The exercise –
Go through the entries below and pick out every line with "model".

## START

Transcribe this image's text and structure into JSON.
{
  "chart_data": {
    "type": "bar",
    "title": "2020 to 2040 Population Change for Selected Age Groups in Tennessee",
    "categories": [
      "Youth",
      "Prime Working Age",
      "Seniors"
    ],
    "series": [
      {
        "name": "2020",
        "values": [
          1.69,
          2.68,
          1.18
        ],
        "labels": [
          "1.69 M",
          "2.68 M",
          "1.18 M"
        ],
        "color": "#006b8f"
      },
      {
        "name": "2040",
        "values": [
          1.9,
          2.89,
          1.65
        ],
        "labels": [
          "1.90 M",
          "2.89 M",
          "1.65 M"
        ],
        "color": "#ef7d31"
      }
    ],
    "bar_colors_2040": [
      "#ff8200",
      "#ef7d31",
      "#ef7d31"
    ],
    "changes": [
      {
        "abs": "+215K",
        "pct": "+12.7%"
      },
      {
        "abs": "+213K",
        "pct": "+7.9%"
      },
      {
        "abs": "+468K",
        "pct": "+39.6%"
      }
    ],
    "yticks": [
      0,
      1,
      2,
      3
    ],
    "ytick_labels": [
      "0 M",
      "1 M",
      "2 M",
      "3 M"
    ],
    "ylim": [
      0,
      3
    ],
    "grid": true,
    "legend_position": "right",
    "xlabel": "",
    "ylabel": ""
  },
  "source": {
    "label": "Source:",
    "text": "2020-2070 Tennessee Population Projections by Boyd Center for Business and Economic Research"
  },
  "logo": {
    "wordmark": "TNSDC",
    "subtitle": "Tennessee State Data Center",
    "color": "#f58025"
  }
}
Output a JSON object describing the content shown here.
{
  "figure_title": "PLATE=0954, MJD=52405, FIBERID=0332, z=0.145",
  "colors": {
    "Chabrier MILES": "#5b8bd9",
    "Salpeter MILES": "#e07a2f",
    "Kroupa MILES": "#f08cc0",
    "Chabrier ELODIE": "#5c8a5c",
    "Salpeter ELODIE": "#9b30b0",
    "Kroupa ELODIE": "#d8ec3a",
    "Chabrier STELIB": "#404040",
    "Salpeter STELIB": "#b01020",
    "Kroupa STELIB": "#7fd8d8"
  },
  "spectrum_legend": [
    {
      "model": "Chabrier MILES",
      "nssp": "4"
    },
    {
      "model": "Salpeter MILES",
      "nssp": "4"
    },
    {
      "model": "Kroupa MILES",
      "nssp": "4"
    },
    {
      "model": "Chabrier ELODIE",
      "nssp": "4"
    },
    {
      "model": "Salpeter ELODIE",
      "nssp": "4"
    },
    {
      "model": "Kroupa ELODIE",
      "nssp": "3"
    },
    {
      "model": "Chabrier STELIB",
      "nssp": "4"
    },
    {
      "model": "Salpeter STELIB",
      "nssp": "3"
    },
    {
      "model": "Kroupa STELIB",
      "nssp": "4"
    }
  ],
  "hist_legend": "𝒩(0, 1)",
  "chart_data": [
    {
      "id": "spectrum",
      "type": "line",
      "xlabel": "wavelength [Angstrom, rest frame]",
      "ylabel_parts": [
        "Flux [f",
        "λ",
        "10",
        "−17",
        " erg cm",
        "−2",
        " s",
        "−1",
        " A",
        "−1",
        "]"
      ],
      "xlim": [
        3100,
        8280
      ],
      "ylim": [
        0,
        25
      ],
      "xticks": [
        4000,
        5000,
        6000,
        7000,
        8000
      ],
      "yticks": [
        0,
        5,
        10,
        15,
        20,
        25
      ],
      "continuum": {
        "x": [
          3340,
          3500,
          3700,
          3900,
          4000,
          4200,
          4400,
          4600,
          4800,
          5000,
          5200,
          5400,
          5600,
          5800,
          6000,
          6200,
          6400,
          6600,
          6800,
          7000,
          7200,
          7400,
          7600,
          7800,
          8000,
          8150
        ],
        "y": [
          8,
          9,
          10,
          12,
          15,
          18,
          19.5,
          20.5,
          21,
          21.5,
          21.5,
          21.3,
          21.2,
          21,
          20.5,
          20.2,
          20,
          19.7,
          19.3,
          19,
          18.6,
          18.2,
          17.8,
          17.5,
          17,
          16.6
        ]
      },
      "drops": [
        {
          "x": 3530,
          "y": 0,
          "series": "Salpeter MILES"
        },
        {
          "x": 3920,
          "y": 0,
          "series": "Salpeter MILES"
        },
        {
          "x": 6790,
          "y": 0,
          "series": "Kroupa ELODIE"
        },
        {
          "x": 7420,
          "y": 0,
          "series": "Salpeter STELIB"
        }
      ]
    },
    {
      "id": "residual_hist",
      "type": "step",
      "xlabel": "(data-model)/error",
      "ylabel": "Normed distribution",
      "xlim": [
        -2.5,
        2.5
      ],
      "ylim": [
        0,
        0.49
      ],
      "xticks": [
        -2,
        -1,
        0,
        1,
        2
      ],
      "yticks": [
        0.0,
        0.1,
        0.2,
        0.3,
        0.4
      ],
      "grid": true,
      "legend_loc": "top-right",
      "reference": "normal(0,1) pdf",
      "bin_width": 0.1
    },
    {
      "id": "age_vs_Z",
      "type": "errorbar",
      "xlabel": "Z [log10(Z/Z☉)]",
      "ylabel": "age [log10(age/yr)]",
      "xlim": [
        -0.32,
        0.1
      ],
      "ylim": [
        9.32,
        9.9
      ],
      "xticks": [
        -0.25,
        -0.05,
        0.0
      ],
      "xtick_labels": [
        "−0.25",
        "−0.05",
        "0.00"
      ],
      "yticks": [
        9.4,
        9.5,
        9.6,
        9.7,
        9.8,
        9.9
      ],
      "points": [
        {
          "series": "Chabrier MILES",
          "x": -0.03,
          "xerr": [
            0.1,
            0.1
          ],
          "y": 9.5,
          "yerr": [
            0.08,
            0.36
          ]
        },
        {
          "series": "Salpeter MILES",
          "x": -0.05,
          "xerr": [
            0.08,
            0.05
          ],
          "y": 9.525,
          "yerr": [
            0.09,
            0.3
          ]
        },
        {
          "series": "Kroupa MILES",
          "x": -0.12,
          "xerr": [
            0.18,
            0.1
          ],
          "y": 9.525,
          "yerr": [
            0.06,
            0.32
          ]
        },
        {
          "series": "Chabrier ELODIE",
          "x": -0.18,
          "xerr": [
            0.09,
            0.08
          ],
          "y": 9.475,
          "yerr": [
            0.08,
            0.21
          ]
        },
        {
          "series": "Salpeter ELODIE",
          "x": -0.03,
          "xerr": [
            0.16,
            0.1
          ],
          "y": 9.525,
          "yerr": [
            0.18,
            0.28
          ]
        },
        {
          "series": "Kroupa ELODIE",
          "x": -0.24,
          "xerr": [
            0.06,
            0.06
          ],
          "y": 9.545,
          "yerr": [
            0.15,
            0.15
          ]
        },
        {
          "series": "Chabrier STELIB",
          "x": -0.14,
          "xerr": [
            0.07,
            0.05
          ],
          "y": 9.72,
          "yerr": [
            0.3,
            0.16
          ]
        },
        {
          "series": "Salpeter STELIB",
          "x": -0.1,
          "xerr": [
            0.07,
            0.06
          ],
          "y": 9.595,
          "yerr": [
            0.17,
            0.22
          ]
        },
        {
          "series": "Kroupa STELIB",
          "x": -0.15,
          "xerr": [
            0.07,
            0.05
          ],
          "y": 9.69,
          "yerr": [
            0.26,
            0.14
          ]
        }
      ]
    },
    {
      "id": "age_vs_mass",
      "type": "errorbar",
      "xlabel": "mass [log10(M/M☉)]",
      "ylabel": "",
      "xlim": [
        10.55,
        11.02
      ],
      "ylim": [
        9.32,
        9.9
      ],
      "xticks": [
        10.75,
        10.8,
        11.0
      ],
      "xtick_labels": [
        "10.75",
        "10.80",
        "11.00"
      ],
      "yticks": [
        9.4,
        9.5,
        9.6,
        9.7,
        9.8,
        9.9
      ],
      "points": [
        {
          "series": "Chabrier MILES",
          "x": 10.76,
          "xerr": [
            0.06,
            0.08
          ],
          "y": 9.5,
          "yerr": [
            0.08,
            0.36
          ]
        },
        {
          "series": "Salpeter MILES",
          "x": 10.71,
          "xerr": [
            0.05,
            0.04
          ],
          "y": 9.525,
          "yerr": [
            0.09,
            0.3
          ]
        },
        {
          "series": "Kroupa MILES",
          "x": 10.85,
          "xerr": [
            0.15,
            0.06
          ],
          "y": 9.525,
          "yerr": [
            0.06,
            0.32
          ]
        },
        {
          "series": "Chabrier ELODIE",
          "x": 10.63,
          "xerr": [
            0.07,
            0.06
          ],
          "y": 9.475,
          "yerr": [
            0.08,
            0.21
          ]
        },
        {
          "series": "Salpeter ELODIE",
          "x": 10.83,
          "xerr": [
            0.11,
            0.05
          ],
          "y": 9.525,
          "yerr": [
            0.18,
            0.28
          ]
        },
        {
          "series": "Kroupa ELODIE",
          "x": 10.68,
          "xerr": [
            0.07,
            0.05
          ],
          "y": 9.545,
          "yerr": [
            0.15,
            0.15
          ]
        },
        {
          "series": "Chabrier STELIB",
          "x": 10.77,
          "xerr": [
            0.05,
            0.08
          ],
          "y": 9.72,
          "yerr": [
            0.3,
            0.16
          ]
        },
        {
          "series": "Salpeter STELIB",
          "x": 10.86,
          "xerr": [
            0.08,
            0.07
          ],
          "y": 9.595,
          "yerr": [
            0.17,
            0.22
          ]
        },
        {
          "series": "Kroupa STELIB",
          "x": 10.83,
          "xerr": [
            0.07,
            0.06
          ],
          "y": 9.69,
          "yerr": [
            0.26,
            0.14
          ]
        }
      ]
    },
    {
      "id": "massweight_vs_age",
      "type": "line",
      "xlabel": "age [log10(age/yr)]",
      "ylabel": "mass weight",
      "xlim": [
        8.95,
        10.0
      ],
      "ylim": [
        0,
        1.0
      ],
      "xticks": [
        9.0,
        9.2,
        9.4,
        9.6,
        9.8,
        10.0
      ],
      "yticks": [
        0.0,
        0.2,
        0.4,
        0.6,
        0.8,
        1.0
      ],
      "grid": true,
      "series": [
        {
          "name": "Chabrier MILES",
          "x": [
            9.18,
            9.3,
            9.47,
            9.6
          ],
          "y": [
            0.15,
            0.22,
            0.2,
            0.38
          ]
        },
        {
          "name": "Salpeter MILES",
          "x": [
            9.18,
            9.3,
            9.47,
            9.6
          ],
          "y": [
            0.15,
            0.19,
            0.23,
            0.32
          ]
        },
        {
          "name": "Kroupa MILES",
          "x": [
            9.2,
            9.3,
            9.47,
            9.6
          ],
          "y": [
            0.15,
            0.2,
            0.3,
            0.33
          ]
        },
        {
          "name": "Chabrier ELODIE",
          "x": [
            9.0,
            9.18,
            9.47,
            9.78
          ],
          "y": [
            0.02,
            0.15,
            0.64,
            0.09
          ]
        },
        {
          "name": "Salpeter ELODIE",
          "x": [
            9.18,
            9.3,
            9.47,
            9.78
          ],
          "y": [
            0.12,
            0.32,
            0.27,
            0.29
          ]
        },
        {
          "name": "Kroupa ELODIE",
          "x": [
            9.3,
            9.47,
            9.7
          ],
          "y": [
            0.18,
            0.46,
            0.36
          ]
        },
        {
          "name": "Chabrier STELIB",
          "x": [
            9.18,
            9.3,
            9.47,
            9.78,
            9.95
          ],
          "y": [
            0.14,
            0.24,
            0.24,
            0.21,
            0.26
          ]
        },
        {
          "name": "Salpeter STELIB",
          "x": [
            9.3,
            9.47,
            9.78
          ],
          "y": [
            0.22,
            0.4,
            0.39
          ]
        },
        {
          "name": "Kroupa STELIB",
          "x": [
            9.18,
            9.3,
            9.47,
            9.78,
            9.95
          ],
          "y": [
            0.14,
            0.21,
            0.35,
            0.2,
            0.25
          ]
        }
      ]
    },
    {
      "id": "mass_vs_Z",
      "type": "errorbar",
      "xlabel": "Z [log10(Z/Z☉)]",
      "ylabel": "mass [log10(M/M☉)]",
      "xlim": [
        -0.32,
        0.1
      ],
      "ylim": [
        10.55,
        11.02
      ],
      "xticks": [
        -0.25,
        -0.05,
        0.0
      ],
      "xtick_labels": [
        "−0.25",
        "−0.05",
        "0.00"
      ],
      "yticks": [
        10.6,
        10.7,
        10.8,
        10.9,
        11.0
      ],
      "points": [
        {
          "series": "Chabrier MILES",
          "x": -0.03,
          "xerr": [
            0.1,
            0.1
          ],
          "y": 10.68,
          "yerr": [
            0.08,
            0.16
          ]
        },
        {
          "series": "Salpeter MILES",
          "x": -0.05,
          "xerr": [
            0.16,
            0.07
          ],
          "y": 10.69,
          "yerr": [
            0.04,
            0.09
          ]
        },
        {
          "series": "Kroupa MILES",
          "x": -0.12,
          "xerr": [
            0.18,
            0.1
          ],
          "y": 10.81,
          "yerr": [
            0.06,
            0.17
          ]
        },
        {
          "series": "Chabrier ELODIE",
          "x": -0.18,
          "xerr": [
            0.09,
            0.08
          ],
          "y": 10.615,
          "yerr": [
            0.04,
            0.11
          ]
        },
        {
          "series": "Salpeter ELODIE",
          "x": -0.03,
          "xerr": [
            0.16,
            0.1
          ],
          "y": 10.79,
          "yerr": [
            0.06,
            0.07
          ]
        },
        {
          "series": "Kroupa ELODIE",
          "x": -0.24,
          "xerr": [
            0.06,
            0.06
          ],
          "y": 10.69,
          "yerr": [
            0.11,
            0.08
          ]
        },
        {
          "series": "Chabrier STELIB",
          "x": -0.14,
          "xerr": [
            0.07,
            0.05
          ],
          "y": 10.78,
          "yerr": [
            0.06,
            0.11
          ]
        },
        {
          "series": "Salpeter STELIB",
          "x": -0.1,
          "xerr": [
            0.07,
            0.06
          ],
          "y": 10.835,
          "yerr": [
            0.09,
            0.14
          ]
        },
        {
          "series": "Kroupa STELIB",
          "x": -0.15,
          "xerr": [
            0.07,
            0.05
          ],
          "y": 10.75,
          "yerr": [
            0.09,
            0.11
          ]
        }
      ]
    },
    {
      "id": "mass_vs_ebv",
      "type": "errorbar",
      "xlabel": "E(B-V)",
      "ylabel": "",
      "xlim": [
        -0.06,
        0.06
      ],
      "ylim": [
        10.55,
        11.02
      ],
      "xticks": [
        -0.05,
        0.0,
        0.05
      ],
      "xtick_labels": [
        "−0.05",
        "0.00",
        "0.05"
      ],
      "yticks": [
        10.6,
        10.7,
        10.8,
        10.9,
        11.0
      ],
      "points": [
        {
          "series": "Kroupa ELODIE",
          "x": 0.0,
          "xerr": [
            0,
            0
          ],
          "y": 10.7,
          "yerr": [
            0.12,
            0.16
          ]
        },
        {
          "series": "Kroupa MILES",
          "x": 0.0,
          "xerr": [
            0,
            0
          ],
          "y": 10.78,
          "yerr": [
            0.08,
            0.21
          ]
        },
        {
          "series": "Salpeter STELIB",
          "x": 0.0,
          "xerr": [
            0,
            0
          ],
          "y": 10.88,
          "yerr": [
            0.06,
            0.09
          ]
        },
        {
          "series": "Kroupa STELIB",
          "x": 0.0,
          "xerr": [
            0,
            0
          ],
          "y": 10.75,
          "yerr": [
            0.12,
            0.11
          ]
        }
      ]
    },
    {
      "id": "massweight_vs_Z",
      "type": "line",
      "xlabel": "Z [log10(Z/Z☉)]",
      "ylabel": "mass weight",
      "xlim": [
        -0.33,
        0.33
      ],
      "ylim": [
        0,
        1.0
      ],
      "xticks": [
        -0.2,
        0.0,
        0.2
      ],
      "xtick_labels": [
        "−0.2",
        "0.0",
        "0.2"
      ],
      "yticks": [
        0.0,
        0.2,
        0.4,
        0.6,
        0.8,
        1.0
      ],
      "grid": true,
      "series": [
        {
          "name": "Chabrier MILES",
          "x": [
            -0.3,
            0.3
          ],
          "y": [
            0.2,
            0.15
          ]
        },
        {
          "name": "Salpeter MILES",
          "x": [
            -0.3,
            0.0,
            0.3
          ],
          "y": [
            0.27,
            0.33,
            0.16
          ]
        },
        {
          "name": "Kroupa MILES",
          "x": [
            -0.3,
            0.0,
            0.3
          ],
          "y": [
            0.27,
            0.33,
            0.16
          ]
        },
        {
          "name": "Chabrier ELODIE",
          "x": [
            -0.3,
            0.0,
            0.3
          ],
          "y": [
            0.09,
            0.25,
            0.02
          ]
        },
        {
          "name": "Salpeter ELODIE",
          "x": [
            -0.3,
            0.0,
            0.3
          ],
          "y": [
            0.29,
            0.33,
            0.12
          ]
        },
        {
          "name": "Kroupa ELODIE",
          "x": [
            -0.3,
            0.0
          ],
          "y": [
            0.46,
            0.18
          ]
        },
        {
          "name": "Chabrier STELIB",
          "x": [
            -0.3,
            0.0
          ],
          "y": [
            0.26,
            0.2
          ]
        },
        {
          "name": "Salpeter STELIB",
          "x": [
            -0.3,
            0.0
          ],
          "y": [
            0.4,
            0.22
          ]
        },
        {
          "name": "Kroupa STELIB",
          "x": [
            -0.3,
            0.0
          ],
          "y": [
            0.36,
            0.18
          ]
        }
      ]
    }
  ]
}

## END

In response –
      "model": "Chabrier MILES",
      "model": "Salpeter MILES",
      "model": "Kroupa MILES",
      "model": "Chabrier ELODIE",
      "model": "Salpeter ELODIE",
      "model": "Kroupa ELODIE",
      "model": "Chabrier STELIB",
      "model": "Salpeter STELIB",
      "model": "Kroupa STELIB",
      "xlabel": "(data-model)/error",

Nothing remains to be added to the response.